The task calls for each line of the records below in which the word "resistance" appears.
>>>>>
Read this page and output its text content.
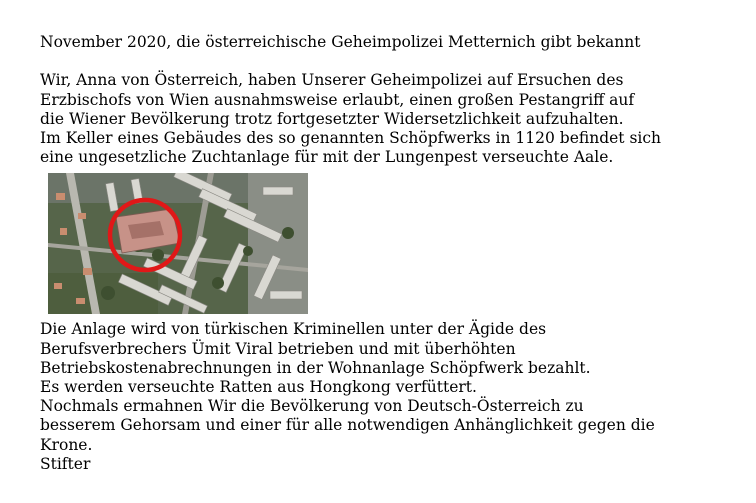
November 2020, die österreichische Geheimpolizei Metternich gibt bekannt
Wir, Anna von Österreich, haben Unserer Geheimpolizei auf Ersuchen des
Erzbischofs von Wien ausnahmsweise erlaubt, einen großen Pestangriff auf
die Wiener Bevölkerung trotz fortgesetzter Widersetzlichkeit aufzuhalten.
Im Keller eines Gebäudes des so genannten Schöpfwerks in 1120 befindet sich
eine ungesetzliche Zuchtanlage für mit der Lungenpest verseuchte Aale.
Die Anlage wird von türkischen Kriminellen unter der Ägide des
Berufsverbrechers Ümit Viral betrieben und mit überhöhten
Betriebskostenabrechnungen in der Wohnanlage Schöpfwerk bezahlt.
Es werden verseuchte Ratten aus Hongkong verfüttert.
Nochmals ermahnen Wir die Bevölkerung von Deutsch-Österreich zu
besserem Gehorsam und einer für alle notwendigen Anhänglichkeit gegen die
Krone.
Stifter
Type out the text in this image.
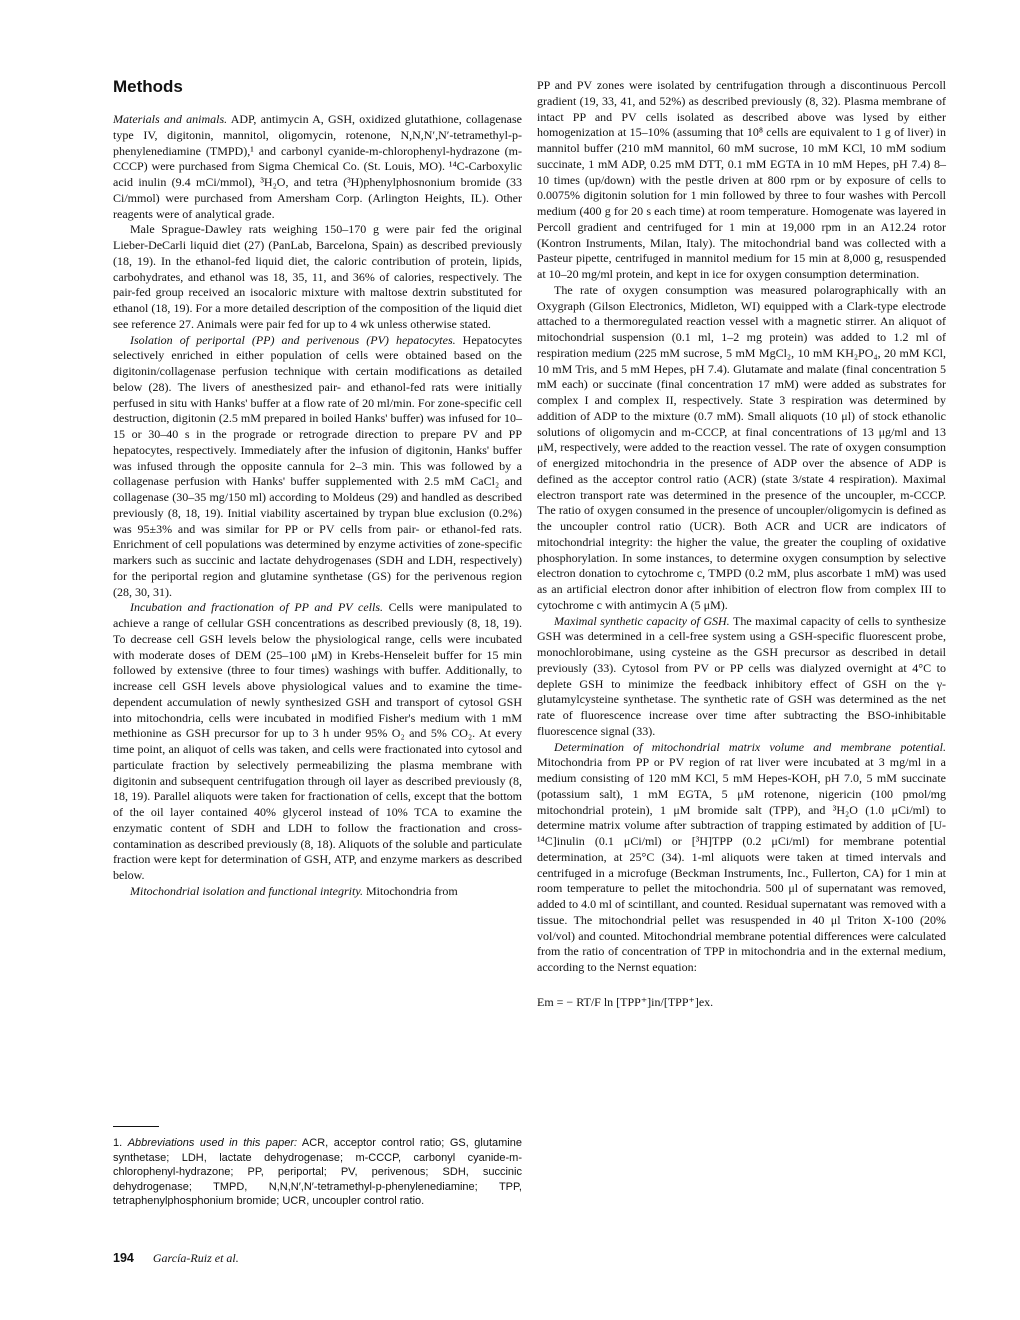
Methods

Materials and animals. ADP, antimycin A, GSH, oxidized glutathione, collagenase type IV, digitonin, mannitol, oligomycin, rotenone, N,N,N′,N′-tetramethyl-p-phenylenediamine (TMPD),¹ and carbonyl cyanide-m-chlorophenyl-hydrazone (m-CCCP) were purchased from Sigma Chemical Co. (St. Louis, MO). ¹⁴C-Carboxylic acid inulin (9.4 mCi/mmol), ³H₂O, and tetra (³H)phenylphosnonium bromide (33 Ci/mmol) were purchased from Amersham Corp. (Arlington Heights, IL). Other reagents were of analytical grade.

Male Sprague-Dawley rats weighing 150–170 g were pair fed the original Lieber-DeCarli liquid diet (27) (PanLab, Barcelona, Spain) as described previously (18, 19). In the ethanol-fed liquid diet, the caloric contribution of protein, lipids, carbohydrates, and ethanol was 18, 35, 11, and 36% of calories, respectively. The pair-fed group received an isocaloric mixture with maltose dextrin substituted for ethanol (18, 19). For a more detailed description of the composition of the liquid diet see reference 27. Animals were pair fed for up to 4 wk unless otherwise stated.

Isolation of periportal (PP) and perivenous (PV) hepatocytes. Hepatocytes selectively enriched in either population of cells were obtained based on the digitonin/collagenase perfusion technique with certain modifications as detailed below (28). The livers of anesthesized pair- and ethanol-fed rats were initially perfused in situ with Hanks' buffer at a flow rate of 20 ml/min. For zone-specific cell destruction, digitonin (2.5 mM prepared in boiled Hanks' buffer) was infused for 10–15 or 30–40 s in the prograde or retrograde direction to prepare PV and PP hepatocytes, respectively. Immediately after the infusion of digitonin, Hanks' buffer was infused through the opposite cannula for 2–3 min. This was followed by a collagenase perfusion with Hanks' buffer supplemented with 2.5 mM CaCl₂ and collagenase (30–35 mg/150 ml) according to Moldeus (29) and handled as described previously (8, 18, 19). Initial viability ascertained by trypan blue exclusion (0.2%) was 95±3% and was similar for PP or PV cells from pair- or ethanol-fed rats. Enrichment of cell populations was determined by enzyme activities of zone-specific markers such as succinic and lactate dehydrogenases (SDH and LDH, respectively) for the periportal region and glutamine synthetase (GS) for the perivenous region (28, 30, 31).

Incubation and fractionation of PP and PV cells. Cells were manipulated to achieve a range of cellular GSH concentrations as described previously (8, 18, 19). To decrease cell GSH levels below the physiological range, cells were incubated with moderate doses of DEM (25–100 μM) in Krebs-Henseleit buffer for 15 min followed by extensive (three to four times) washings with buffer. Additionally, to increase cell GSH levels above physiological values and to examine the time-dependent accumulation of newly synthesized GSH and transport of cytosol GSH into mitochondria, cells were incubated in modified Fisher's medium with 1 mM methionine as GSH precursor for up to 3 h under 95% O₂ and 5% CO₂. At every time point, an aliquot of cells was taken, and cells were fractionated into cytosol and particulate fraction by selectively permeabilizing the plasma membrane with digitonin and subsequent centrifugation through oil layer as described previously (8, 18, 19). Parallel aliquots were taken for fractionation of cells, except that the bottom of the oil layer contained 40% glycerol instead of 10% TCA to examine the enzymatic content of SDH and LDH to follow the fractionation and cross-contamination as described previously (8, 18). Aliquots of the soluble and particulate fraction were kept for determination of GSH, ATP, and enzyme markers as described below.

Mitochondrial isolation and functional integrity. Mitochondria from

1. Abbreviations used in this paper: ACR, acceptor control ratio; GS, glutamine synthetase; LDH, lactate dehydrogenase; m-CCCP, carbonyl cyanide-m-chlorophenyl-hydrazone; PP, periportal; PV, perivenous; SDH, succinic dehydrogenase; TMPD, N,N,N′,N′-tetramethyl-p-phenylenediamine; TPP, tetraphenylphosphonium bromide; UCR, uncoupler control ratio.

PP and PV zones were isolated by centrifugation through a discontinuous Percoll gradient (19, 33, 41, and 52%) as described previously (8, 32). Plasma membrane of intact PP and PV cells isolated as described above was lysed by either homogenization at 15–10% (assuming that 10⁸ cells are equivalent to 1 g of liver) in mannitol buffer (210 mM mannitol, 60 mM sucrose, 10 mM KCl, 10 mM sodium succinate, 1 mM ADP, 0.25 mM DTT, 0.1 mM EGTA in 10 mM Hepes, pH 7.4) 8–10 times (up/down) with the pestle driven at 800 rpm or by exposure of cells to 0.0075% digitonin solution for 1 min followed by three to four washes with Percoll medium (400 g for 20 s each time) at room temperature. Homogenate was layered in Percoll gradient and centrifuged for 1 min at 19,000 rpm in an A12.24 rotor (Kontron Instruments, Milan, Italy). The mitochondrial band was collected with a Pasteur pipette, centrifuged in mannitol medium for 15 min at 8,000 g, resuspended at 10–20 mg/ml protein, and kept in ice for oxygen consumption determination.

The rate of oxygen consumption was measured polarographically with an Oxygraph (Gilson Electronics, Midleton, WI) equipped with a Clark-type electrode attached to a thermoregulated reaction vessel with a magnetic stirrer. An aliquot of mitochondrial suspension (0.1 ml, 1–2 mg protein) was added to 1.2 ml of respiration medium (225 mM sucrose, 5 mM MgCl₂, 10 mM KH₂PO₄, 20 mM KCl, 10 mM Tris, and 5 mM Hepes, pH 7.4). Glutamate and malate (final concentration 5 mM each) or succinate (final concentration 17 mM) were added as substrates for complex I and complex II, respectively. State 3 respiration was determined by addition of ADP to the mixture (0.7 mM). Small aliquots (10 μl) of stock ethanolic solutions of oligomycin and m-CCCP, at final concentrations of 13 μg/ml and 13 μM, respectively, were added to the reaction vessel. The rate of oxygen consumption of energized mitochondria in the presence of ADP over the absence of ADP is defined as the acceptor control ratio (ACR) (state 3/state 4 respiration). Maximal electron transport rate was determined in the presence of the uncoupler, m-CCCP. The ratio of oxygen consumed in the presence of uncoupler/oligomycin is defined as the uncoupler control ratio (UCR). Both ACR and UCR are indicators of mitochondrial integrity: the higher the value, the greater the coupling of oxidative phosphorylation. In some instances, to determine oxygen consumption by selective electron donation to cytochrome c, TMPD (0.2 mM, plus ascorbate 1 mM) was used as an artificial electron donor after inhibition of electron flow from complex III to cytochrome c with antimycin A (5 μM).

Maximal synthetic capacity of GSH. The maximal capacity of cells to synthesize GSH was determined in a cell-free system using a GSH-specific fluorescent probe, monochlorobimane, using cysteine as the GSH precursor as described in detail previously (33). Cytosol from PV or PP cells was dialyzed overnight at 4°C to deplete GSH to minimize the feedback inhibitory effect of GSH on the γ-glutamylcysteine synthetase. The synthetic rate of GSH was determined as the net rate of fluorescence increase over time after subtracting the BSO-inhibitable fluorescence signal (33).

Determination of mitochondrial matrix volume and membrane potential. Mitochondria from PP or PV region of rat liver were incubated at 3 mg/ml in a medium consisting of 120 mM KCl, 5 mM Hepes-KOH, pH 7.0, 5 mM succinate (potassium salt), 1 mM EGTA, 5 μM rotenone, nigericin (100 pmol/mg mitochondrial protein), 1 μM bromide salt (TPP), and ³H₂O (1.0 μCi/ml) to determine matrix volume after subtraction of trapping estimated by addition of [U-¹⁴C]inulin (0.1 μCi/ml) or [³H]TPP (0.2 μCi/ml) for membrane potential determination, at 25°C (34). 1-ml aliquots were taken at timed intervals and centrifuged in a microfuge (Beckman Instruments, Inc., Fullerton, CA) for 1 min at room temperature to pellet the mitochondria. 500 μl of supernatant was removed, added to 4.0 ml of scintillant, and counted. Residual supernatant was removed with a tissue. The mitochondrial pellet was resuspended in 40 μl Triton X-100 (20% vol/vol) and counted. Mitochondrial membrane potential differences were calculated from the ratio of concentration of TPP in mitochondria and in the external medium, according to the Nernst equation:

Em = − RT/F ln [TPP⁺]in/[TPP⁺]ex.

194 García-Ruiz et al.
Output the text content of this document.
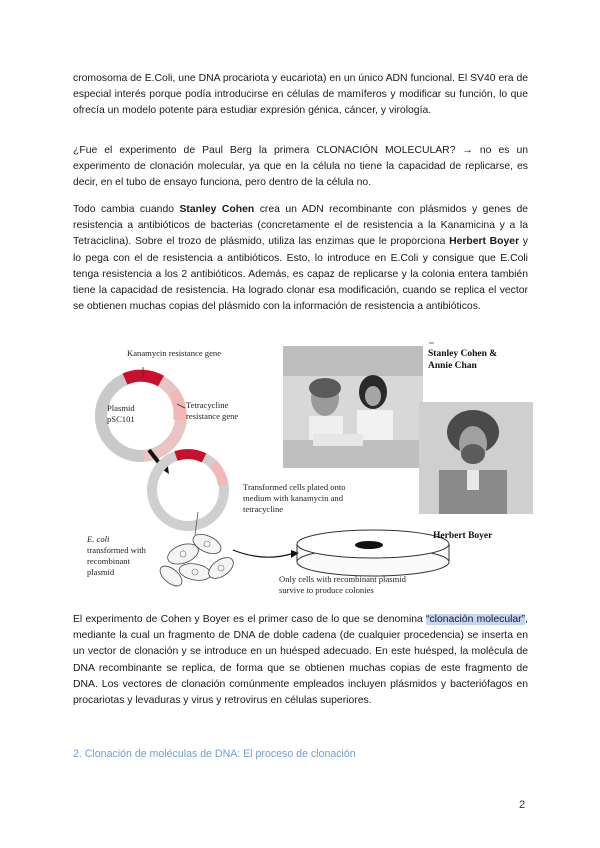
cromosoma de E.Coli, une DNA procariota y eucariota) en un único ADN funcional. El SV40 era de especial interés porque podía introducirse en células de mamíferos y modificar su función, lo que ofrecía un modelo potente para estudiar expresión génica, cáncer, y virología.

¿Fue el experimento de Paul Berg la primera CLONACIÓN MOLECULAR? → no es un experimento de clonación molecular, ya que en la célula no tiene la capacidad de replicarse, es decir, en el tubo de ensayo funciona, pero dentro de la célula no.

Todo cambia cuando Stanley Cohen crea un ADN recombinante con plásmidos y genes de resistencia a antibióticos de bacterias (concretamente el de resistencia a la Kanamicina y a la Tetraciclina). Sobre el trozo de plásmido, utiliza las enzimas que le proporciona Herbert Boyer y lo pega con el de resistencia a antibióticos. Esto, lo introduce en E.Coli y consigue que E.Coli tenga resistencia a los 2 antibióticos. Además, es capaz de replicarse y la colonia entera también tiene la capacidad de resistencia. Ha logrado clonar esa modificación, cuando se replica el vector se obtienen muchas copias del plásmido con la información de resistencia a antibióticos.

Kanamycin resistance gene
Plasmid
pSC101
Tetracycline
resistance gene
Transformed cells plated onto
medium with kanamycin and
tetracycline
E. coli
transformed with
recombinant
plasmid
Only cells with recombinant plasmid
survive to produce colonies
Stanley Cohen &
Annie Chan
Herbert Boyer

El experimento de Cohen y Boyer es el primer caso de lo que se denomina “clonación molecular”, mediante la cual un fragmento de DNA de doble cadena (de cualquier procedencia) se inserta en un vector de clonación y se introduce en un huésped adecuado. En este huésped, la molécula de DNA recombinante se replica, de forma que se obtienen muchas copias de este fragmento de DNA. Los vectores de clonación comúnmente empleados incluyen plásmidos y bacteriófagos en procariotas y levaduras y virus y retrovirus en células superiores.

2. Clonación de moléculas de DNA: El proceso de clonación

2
<<<<<
Answer area:
Kanamycin resistance gene
resistance gene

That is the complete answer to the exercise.